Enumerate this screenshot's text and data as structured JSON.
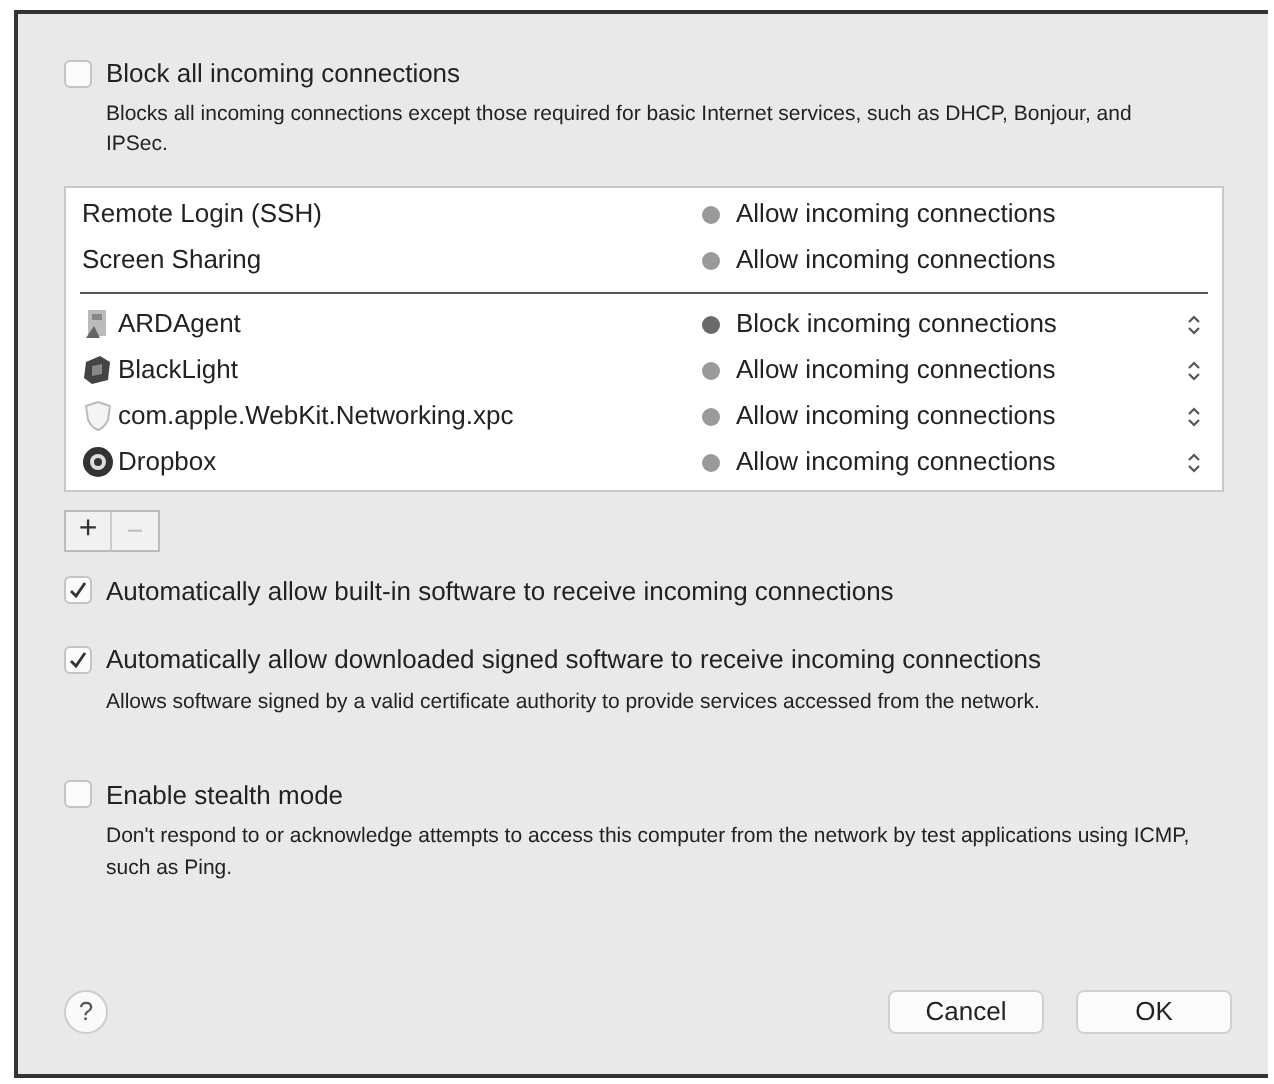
{
  "block_all": {
    "label": "Block all incoming connections",
    "checked": false,
    "description": "Blocks all incoming connections except those required for basic Internet services, such as DHCP, Bonjour, and IPSec."
  },
  "rows": [
    {
      "kind": "service",
      "name": "Remote Login (SSH)",
      "status": "Allow incoming connections",
      "color": "#9a9a9a"
    },
    {
      "kind": "service",
      "name": "Screen Sharing",
      "status": "Allow incoming connections",
      "color": "#9a9a9a"
    },
    {
      "kind": "app",
      "name": "ARDAgent",
      "status": "Block incoming connections",
      "color": "#6a6a6a"
    },
    {
      "kind": "app",
      "name": "BlackLight",
      "status": "Allow incoming connections",
      "color": "#9a9a9a"
    },
    {
      "kind": "app",
      "name": "com.apple.WebKit.Networking.xpc",
      "status": "Allow incoming connections",
      "color": "#9a9a9a"
    },
    {
      "kind": "app",
      "name": "Dropbox",
      "status": "Allow incoming connections",
      "color": "#9a9a9a"
    }
  ],
  "add_button": "+",
  "remove_button": "−",
  "options": [
    {
      "label": "Automatically allow built-in software to receive incoming connections",
      "checked": true
    },
    {
      "label": "Automatically allow downloaded signed software to receive incoming connections",
      "checked": true,
      "description": "Allows software signed by a valid certificate authority to provide services accessed from the network."
    },
    {
      "label": "Enable stealth mode",
      "checked": false,
      "description": "Don't respond to or acknowledge attempts to access this computer from the network by test applications using ICMP, such as Ping."
    }
  ],
  "help_button": "?",
  "buttons": [
    "Cancel",
    "OK"
  ]
}
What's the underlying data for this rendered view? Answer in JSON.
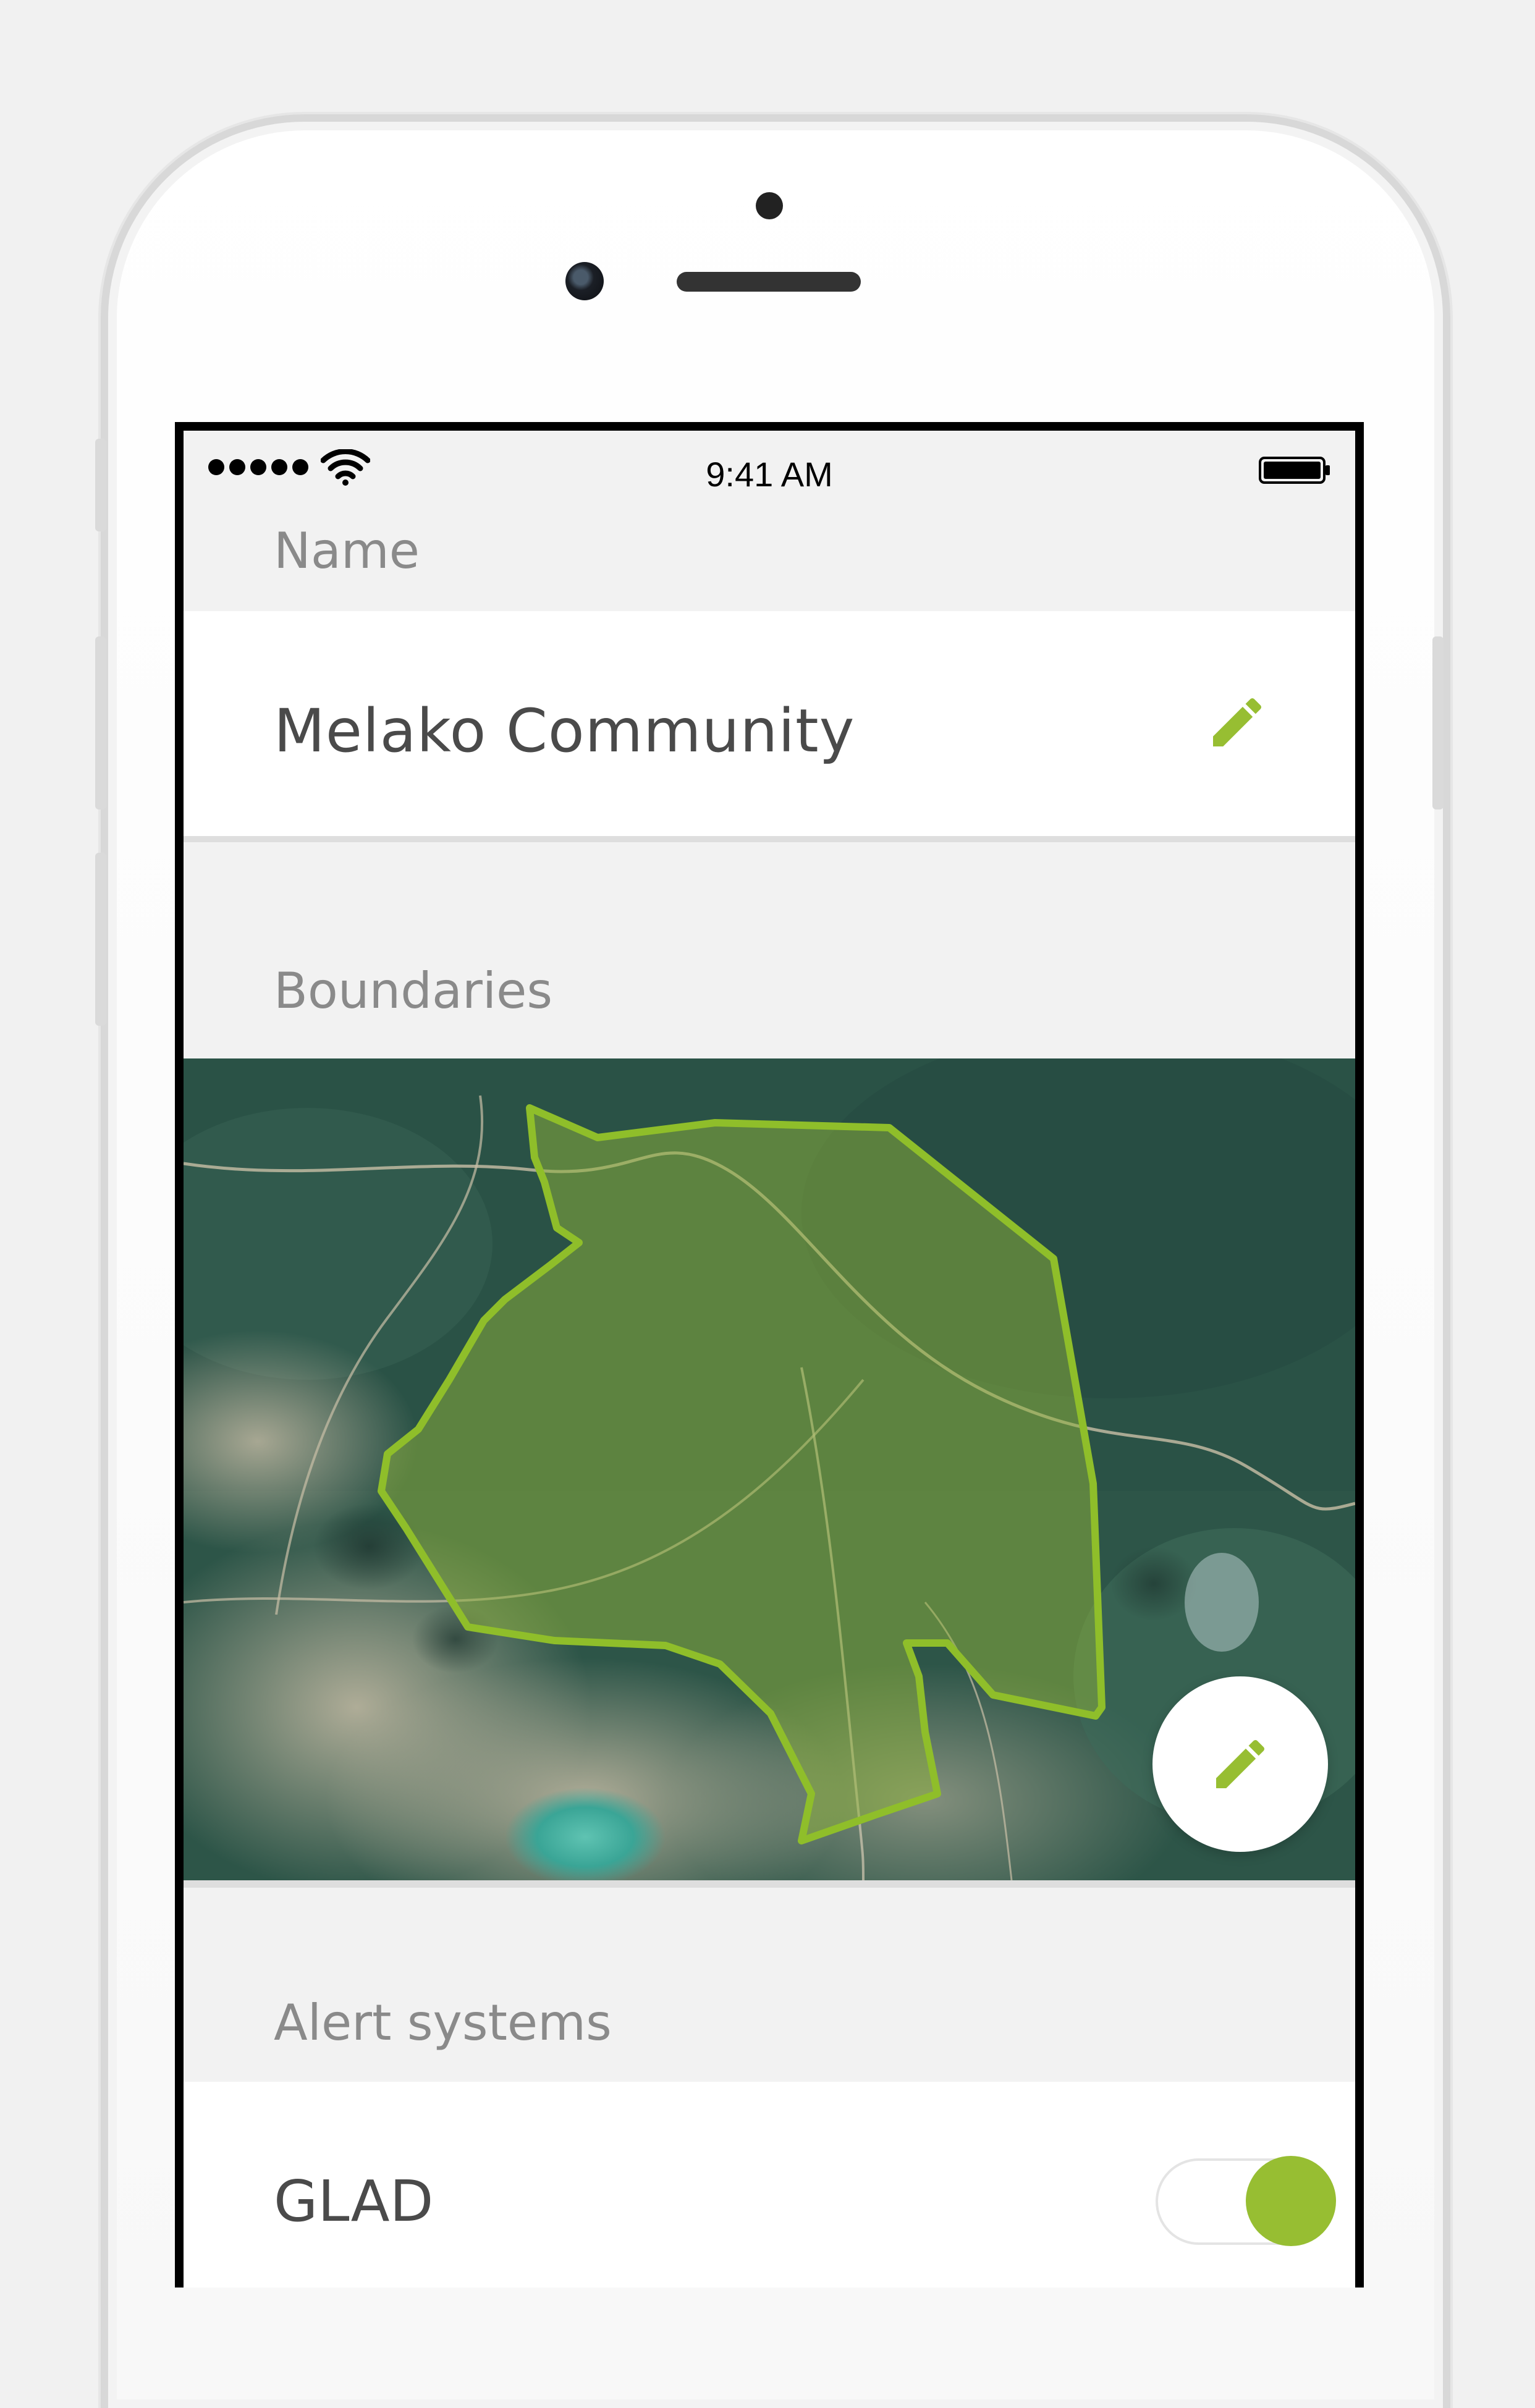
{
  "status_bar": {
    "time": "9:41 AM",
    "signal_icon": "signal-dots-icon",
    "wifi_icon": "wifi-icon",
    "battery_icon": "battery-icon"
  },
  "name_section": {
    "label": "Name",
    "value": "Melako Community",
    "edit_icon": "pencil-icon"
  },
  "boundaries_section": {
    "label": "Boundaries",
    "map_image": "satellite-map",
    "edit_icon": "pencil-icon"
  },
  "alerts_section": {
    "label": "Alert systems",
    "items": [
      {
        "label": "GLAD",
        "enabled": true
      }
    ]
  },
  "colors": {
    "accent": "#97be32",
    "background": "#f2f2f2",
    "card": "#ffffff",
    "label": "#8a8a8a",
    "text": "#4a4a4a"
  }
}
= = =
→ WHAT YOU HAVE TO DO:
Identify each line in the entries with the word "data" and copy it.

→ COMPLETED EXERCISE:
Enumerate this screenshot's text and data as structured JSON.
What's the underlying data for this rendered view? Answer in JSON.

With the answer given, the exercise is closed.